# Your goal:
Pull every line containing "discoveries" out of the material below.

# Dataset content:

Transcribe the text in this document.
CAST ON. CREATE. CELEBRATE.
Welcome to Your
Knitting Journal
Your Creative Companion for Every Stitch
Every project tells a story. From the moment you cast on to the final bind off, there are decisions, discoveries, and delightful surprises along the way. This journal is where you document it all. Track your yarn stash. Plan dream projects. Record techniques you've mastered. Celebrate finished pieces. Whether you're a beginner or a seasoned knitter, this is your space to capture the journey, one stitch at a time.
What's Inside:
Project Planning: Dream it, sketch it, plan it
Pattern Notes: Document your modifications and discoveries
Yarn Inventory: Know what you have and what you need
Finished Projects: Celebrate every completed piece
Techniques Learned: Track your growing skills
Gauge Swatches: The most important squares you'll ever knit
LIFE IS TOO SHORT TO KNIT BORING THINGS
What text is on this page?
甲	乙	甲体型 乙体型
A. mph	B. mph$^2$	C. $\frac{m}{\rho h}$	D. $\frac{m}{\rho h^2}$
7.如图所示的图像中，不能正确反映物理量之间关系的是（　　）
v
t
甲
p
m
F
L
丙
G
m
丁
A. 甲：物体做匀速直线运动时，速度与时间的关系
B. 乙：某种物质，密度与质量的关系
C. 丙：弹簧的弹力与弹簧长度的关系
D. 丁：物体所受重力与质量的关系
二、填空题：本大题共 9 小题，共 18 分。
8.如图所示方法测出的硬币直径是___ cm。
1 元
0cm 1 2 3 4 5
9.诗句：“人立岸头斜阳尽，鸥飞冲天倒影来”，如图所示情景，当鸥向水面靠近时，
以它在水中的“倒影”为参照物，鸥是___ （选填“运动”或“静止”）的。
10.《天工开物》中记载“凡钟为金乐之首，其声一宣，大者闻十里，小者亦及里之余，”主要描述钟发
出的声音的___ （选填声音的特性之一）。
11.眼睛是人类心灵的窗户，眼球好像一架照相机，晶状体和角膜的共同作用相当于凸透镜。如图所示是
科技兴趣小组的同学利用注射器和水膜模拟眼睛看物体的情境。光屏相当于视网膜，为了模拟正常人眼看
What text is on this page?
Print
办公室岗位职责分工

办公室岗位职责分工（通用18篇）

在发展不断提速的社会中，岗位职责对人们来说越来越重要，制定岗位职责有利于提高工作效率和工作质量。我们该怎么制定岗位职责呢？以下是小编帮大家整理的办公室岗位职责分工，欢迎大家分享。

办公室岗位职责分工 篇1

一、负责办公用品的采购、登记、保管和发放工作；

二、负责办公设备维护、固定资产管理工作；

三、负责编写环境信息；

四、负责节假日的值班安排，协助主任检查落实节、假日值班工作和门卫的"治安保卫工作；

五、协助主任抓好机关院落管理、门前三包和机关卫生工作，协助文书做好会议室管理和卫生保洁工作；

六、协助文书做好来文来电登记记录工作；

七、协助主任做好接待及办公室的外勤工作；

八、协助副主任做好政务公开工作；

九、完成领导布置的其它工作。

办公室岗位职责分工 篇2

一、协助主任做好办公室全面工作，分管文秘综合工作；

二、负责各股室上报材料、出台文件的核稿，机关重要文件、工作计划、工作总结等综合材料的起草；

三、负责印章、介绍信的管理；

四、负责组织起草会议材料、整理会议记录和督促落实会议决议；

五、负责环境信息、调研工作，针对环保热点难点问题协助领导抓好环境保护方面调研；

# Reply:
Every project tells a story. From the moment you cast on to the final bind off, there are decisions, discoveries, and delightful surprises along the way. This journal is where you document it all. Track your yarn stash. Plan dream projects. Record techniques you've mastered. Celebrate finished pieces. Whether you're a beginner or a seasoned knitter, this is your space to capture the journey, one stitch at a time.
Pattern Notes: Document your modifications and discoveries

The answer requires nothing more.